***** DATA SUPPLIED

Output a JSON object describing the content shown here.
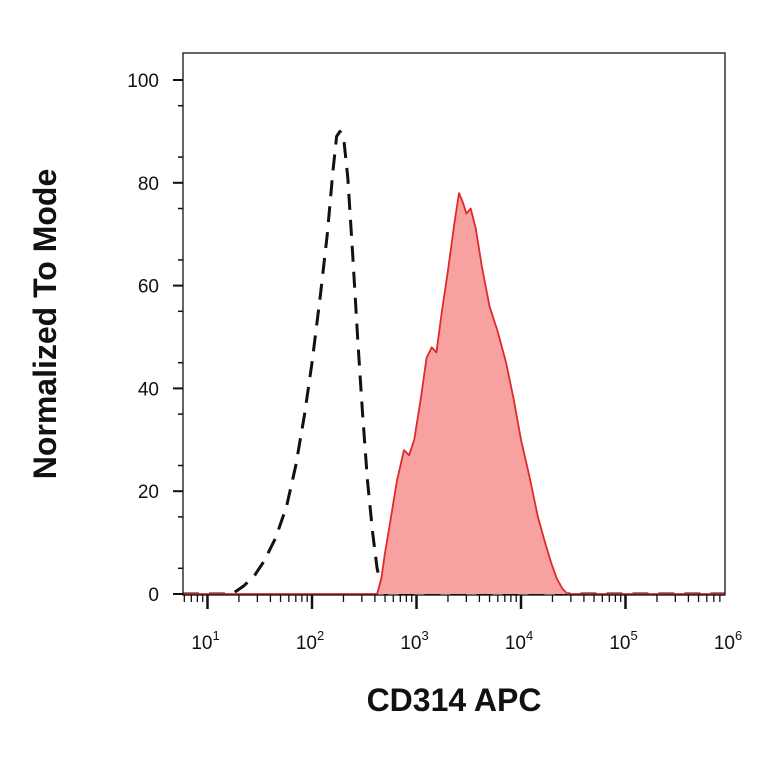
{
  "chart_data": {
    "type": "area",
    "title": "",
    "xlabel": "CD314 APC",
    "ylabel": "Normalized To Mode",
    "x_scale": "log",
    "xlim": [
      10,
      1000000
    ],
    "ylim": [
      0,
      100
    ],
    "grid": false,
    "legend": "none",
    "x_ticks": [
      {
        "base": "10",
        "exp": "1"
      },
      {
        "base": "10",
        "exp": "2"
      },
      {
        "base": "10",
        "exp": "3"
      },
      {
        "base": "10",
        "exp": "4"
      },
      {
        "base": "10",
        "exp": "5"
      },
      {
        "base": "10",
        "exp": "6"
      }
    ],
    "y_ticks": [
      "0",
      "20",
      "40",
      "60",
      "80",
      "100"
    ],
    "series": [
      {
        "style": "dashed",
        "color": "#111111",
        "fill": "none",
        "points": [
          [
            5,
            0
          ],
          [
            15,
            0
          ],
          [
            18,
            0.3
          ],
          [
            22,
            1.5
          ],
          [
            28,
            3.5
          ],
          [
            35,
            6.5
          ],
          [
            45,
            11
          ],
          [
            57,
            17
          ],
          [
            70,
            25
          ],
          [
            85,
            35
          ],
          [
            100,
            45
          ],
          [
            120,
            58
          ],
          [
            140,
            70
          ],
          [
            158,
            82
          ],
          [
            172,
            89
          ],
          [
            185,
            90
          ],
          [
            200,
            89
          ],
          [
            220,
            81
          ],
          [
            245,
            66
          ],
          [
            275,
            49
          ],
          [
            305,
            35
          ],
          [
            340,
            22
          ],
          [
            380,
            12
          ],
          [
            420,
            5
          ],
          [
            460,
            1.5
          ],
          [
            500,
            0
          ],
          [
            1000000,
            0
          ]
        ]
      },
      {
        "style": "solid",
        "color": "#e02a2a",
        "fill": "#f7a1a1",
        "points": [
          [
            5,
            0
          ],
          [
            420,
            0
          ],
          [
            460,
            3
          ],
          [
            500,
            8
          ],
          [
            560,
            14
          ],
          [
            650,
            22
          ],
          [
            760,
            28
          ],
          [
            850,
            27
          ],
          [
            950,
            30
          ],
          [
            1100,
            38
          ],
          [
            1250,
            46
          ],
          [
            1400,
            48
          ],
          [
            1550,
            47
          ],
          [
            1750,
            55
          ],
          [
            2000,
            63
          ],
          [
            2300,
            72
          ],
          [
            2550,
            78
          ],
          [
            2800,
            76
          ],
          [
            3000,
            74
          ],
          [
            3300,
            75
          ],
          [
            3700,
            71
          ],
          [
            4200,
            64
          ],
          [
            5000,
            56
          ],
          [
            6000,
            51
          ],
          [
            7200,
            45
          ],
          [
            8500,
            38
          ],
          [
            10000,
            30
          ],
          [
            12000,
            23
          ],
          [
            14500,
            15
          ],
          [
            17000,
            10
          ],
          [
            19500,
            6
          ],
          [
            22000,
            3
          ],
          [
            25000,
            1
          ],
          [
            28000,
            0
          ],
          [
            1000000,
            0
          ]
        ]
      }
    ]
  }
}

**********

• **WHAT TO DO**:
Set the pictures aside and transcribe the data above exactly.

• **SOLUTION FOR THIS TASK**:
Output a JSON object describing the content shown here.
{
  "chart_data": {
    "type": "area",
    "title": "",
    "xlabel": "CD314 APC",
    "ylabel": "Normalized To Mode",
    "x_scale": "log",
    "xlim": [
      10,
      1000000
    ],
    "ylim": [
      0,
      100
    ],
    "grid": false,
    "legend": "none",
    "x_ticks": [
      {
        "base": "10",
        "exp": "1"
      },
      {
        "base": "10",
        "exp": "2"
      },
      {
        "base": "10",
        "exp": "3"
      },
      {
        "base": "10",
        "exp": "4"
      },
      {
        "base": "10",
        "exp": "5"
      },
      {
        "base": "10",
        "exp": "6"
      }
    ],
    "y_ticks": [
      "0",
      "20",
      "40",
      "60",
      "80",
      "100"
    ],
    "series": [
      {
        "style": "dashed",
        "color": "#111111",
        "fill": "none",
        "points": [
          [
            5,
            0
          ],
          [
            15,
            0
          ],
          [
            18,
            0.3
          ],
          [
            22,
            1.5
          ],
          [
            28,
            3.5
          ],
          [
            35,
            6.5
          ],
          [
            45,
            11
          ],
          [
            57,
            17
          ],
          [
            70,
            25
          ],
          [
            85,
            35
          ],
          [
            100,
            45
          ],
          [
            120,
            58
          ],
          [
            140,
            70
          ],
          [
            158,
            82
          ],
          [
            172,
            89
          ],
          [
            185,
            90
          ],
          [
            200,
            89
          ],
          [
            220,
            81
          ],
          [
            245,
            66
          ],
          [
            275,
            49
          ],
          [
            305,
            35
          ],
          [
            340,
            22
          ],
          [
            380,
            12
          ],
          [
            420,
            5
          ],
          [
            460,
            1.5
          ],
          [
            500,
            0
          ],
          [
            1000000,
            0
          ]
        ]
      },
      {
        "style": "solid",
        "color": "#e02a2a",
        "fill": "#f7a1a1",
        "points": [
          [
            5,
            0
          ],
          [
            420,
            0
          ],
          [
            460,
            3
          ],
          [
            500,
            8
          ],
          [
            560,
            14
          ],
          [
            650,
            22
          ],
          [
            760,
            28
          ],
          [
            850,
            27
          ],
          [
            950,
            30
          ],
          [
            1100,
            38
          ],
          [
            1250,
            46
          ],
          [
            1400,
            48
          ],
          [
            1550,
            47
          ],
          [
            1750,
            55
          ],
          [
            2000,
            63
          ],
          [
            2300,
            72
          ],
          [
            2550,
            78
          ],
          [
            2800,
            76
          ],
          [
            3000,
            74
          ],
          [
            3300,
            75
          ],
          [
            3700,
            71
          ],
          [
            4200,
            64
          ],
          [
            5000,
            56
          ],
          [
            6000,
            51
          ],
          [
            7200,
            45
          ],
          [
            8500,
            38
          ],
          [
            10000,
            30
          ],
          [
            12000,
            23
          ],
          [
            14500,
            15
          ],
          [
            17000,
            10
          ],
          [
            19500,
            6
          ],
          [
            22000,
            3
          ],
          [
            25000,
            1
          ],
          [
            28000,
            0
          ],
          [
            1000000,
            0
          ]
        ]
      }
    ]
  }
}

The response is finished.